- [AIM] Every entry below should be transcribed exactly; pictures stay out of the copy.

- [RECORDS FOR THE EXERCISE]
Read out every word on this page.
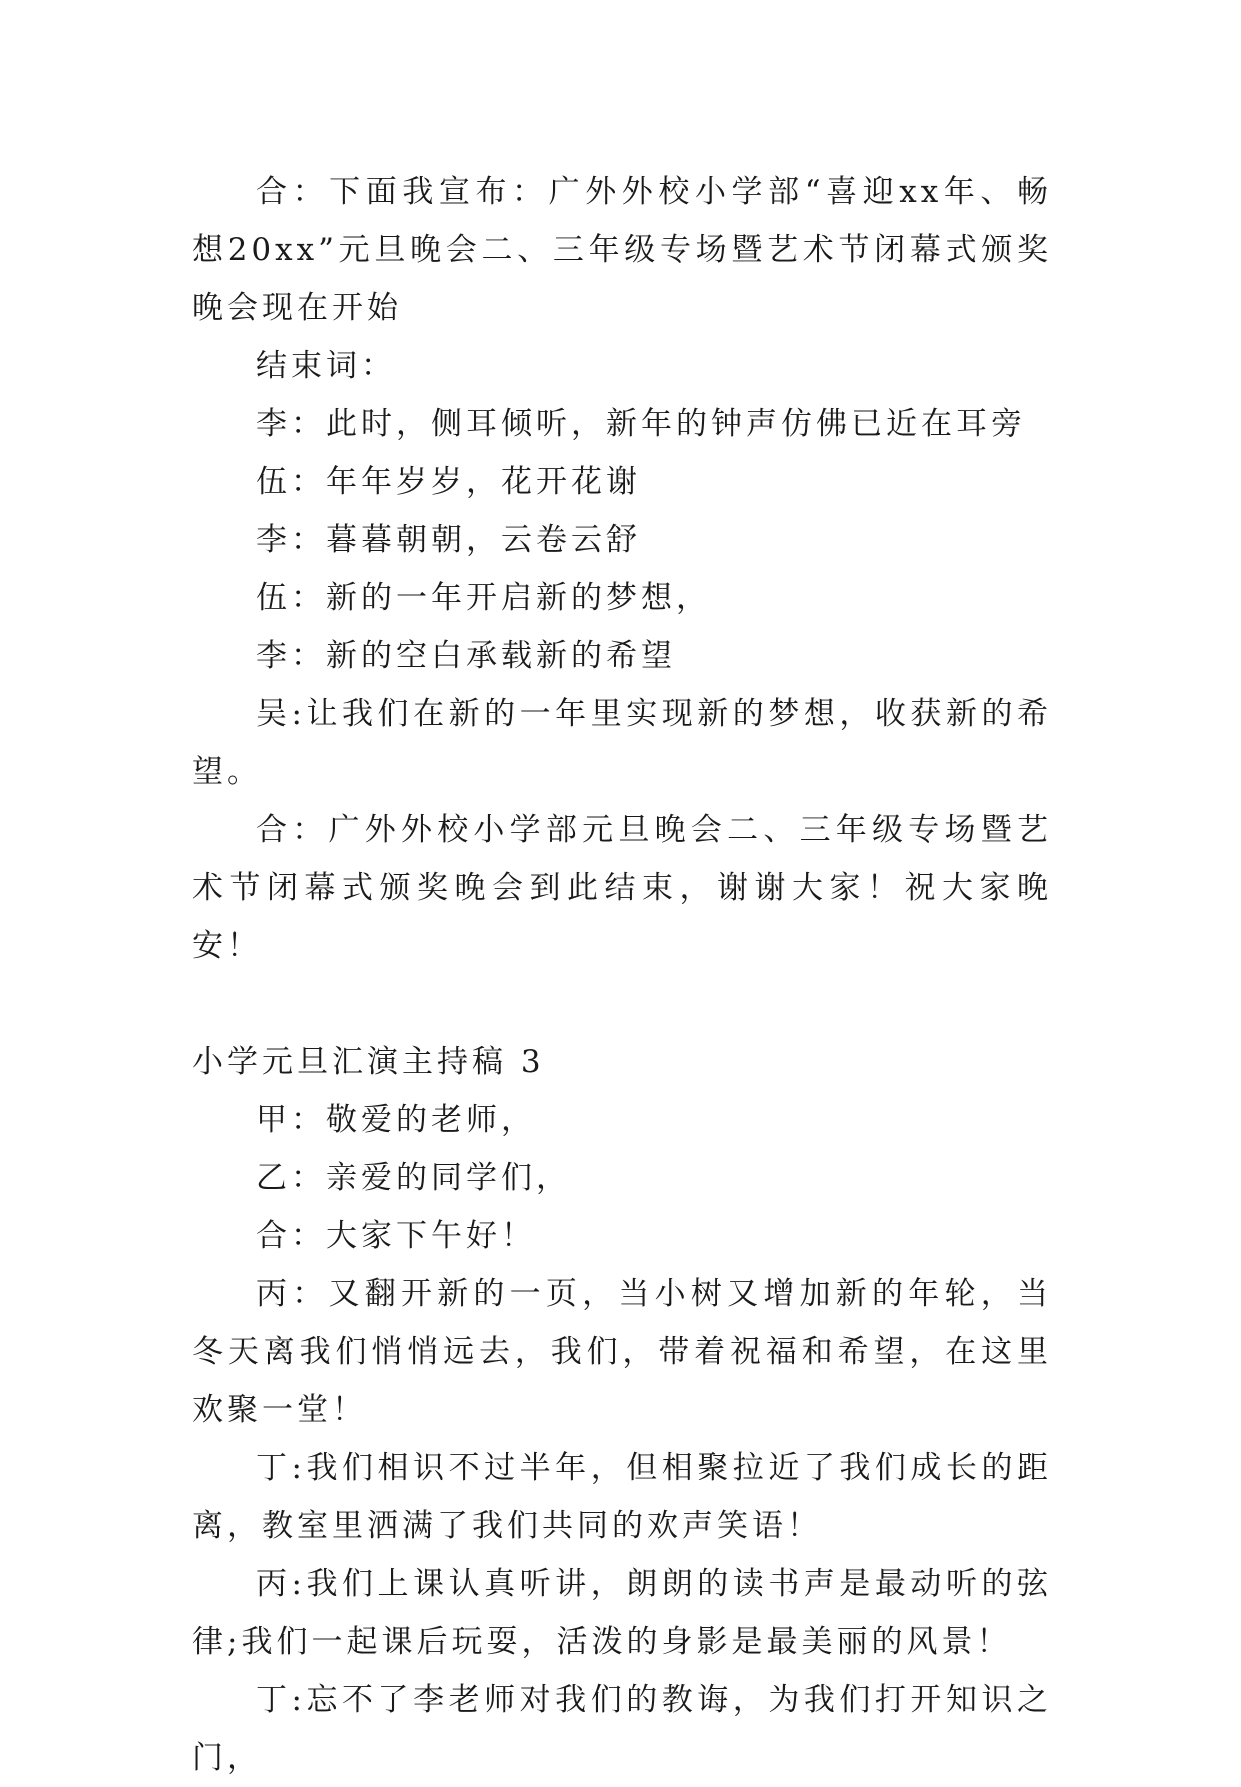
合：下面我宣布：广外外校小学部“喜迎xx年、畅想20xx”元旦晚会二、三年级专场暨艺术节闭幕式颁奖晚会现在开始

结束词：

李：此时，侧耳倾听，新年的钟声仿佛已近在耳旁

伍：年年岁岁，花开花谢

李：暮暮朝朝，云卷云舒

伍：新的一年开启新的梦想，

李：新的空白承载新的希望

吴:让我们在新的一年里实现新的梦想，收获新的希望。

合：广外外校小学部元旦晚会二、三年级专场暨艺术节闭幕式颁奖晚会到此结束，谢谢大家！祝大家晚安！

小学元旦汇演主持稿 3

甲：敬爱的老师，

乙：亲爱的同学们，

合：大家下午好！

丙：又翻开新的一页，当小树又增加新的年轮，当冬天离我们悄悄远去，我们，带着祝福和希望，在这里欢聚一堂！

丁:我们相识不过半年，但相聚拉近了我们成长的距离，教室里洒满了我们共同的欢声笑语！

丙:我们上课认真听讲，朗朗的读书声是最动听的弦律;我们一起课后玩耍，活泼的身影是最美丽的风景！

丁:忘不了李老师对我们的教诲，为我们打开知识之门，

- [TASK ANSWER]
Read out every word on this page.
合：下面我宣布：广外外校小学部“喜迎xx年、畅想20xx”元旦晚会二、三年级专场暨艺术节闭幕式颁奖晚会现在开始

结束词：

李：此时，侧耳倾听，新年的钟声仿佛已近在耳旁

伍：年年岁岁，花开花谢

李：暮暮朝朝，云卷云舒

伍：新的一年开启新的梦想，

李：新的空白承载新的希望

吴:让我们在新的一年里实现新的梦想，收获新的希望。

合：广外外校小学部元旦晚会二、三年级专场暨艺术节闭幕式颁奖晚会到此结束，谢谢大家！祝大家晚安！

小学元旦汇演主持稿 3

甲：敬爱的老师，

乙：亲爱的同学们，

合：大家下午好！

丙：又翻开新的一页，当小树又增加新的年轮，当冬天离我们悄悄远去，我们，带着祝福和希望，在这里欢聚一堂！

丁:我们相识不过半年，但相聚拉近了我们成长的距离，教室里洒满了我们共同的欢声笑语！

丙:我们上课认真听讲，朗朗的读书声是最动听的弦律;我们一起课后玩耍，活泼的身影是最美丽的风景！

丁:忘不了李老师对我们的教诲，为我们打开知识之门，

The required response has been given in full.